## Detalle de tarea:
Transcribe sin cambios el tramo de los registros que va desde el comienzo hasta la línea que contiene "direction-item-3: приобретение сельскохозяйственного", con ambos extremos incluidos.

## Registros mostrados:
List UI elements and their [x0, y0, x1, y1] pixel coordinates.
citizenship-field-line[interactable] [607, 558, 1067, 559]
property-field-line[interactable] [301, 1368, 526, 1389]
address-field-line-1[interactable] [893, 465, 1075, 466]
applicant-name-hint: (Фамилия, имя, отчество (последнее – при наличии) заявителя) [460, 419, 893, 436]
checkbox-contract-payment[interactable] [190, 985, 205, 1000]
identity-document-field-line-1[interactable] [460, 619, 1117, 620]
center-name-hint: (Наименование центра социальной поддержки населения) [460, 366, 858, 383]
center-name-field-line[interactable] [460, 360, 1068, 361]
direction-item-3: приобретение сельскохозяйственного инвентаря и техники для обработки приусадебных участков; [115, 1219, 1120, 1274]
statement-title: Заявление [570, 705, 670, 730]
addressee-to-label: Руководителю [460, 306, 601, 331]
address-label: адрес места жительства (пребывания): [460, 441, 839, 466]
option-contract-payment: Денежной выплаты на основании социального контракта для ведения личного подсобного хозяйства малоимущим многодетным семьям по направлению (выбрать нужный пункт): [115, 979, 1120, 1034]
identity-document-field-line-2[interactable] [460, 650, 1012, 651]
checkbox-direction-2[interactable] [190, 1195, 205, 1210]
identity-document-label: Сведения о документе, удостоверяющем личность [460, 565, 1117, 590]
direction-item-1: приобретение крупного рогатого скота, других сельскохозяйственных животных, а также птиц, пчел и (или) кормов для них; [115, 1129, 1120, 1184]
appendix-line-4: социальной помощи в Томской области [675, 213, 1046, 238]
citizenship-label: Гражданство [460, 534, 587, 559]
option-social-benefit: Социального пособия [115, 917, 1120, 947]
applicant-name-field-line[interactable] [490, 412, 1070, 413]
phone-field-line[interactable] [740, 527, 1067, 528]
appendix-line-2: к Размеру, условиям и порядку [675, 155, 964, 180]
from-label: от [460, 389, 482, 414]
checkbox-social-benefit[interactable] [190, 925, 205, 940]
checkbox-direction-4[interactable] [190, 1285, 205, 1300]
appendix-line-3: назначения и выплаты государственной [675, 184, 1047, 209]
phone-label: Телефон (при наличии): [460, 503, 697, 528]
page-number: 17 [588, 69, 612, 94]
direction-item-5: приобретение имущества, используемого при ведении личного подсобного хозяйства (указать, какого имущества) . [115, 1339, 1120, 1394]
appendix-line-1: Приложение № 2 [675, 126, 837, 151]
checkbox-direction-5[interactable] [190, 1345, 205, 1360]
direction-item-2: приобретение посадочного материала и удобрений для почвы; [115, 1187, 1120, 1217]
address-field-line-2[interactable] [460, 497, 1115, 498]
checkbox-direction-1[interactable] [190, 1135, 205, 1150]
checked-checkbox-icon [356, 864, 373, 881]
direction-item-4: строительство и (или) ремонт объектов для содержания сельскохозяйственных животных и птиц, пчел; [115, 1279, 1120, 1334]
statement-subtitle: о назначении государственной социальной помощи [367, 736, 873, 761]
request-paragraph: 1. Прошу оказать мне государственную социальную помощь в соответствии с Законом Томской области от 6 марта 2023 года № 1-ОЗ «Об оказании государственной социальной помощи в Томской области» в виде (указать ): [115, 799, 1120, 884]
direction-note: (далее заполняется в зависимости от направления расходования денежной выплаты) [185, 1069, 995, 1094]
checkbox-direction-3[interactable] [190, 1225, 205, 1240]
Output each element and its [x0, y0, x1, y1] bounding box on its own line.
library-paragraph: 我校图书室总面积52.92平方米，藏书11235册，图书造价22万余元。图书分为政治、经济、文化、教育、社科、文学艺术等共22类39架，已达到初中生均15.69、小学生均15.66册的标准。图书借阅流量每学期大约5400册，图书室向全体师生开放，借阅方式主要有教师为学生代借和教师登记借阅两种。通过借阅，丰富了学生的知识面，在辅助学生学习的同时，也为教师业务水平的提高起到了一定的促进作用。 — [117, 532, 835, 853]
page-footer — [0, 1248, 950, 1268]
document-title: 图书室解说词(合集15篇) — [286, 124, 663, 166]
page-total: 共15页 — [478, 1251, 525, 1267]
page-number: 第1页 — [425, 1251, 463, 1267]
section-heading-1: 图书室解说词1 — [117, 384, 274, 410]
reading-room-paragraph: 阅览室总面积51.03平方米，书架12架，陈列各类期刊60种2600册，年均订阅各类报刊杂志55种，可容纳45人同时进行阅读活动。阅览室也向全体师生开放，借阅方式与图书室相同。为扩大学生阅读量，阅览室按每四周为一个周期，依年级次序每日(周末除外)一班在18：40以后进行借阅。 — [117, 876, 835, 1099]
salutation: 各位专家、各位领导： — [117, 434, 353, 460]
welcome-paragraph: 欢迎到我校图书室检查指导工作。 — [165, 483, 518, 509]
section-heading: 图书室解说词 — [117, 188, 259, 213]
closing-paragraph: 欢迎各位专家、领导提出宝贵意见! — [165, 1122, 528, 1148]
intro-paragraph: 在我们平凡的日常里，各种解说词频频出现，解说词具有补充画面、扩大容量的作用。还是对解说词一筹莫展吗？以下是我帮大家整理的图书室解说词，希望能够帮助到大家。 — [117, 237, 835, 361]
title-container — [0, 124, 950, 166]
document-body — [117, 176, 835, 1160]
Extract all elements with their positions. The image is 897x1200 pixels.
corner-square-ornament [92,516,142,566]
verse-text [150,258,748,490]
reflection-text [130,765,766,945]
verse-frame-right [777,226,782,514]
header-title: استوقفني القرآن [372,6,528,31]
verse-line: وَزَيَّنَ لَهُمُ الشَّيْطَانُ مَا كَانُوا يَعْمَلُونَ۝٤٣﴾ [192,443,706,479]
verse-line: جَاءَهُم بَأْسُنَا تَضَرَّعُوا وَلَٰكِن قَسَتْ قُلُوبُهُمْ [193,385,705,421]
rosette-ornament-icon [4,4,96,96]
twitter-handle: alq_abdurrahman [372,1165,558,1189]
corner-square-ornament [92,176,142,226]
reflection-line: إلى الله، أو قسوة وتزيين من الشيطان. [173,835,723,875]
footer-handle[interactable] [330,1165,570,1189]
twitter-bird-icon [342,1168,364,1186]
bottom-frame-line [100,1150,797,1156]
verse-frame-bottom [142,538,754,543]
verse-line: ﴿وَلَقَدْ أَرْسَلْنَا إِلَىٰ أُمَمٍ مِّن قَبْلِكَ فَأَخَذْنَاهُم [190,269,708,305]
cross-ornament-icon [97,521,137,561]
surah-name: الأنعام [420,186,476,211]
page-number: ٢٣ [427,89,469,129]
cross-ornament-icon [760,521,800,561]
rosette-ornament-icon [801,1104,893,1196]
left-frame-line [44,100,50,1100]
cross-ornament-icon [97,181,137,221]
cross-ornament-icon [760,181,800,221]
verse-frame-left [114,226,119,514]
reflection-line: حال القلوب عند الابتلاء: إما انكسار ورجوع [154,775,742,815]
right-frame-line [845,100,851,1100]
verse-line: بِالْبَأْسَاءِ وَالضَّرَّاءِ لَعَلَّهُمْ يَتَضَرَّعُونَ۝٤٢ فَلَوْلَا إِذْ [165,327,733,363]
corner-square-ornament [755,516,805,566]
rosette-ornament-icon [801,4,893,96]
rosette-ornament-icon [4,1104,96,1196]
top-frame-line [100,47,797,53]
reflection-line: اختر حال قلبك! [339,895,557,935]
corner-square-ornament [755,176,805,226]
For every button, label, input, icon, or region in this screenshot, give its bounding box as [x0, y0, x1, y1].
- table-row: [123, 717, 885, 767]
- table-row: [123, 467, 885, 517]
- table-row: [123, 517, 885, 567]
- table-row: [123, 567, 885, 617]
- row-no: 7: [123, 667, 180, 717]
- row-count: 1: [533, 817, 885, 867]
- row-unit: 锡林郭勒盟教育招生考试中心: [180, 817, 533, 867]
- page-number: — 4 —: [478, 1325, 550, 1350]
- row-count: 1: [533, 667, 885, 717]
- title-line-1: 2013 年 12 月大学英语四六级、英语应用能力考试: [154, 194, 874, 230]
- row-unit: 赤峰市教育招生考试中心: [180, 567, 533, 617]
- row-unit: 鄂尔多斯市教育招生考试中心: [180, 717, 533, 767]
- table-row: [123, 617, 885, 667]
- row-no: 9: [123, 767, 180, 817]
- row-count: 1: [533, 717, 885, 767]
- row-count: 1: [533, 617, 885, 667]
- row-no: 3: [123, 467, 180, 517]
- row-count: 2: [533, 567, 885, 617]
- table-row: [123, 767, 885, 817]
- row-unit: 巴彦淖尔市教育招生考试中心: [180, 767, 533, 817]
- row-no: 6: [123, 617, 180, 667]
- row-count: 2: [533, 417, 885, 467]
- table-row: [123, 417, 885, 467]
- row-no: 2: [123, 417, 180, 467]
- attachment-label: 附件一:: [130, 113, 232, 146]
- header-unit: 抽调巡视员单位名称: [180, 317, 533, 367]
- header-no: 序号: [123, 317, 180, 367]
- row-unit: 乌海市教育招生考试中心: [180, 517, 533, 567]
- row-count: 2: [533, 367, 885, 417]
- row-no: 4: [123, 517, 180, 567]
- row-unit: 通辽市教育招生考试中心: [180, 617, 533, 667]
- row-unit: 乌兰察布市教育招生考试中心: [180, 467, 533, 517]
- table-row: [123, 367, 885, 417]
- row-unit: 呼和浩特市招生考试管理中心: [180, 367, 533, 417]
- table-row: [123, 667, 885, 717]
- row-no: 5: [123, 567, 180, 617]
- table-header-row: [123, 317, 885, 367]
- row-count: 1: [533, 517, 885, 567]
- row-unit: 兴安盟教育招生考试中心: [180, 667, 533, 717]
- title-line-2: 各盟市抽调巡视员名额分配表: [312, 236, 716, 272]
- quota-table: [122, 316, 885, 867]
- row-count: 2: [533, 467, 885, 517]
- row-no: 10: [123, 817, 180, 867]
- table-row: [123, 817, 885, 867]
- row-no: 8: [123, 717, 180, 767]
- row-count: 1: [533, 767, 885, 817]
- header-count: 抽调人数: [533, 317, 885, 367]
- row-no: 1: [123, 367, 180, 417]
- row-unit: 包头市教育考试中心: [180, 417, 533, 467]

## Ejercicio resuelto:
List UI elements and their [x0, y0, x1, y1] pixel coordinates.
citizenship-field-line[interactable] [607, 558, 1067, 559]
property-field-line[interactable] [301, 1368, 526, 1389]
address-field-line-1[interactable] [893, 465, 1075, 466]
applicant-name-hint: (Фамилия, имя, отчество (последнее – при наличии) заявителя) [460, 419, 893, 436]
checkbox-contract-payment[interactable] [190, 985, 205, 1000]
identity-document-field-line-1[interactable] [460, 619, 1117, 620]
center-name-hint: (Наименование центра социальной поддержки населения) [460, 366, 858, 383]
center-name-field-line[interactable] [460, 360, 1068, 361]
direction-item-3: приобретение сельскохозяйственного инвентаря и техники для обработки приусадебных участков; [115, 1219, 1120, 1274]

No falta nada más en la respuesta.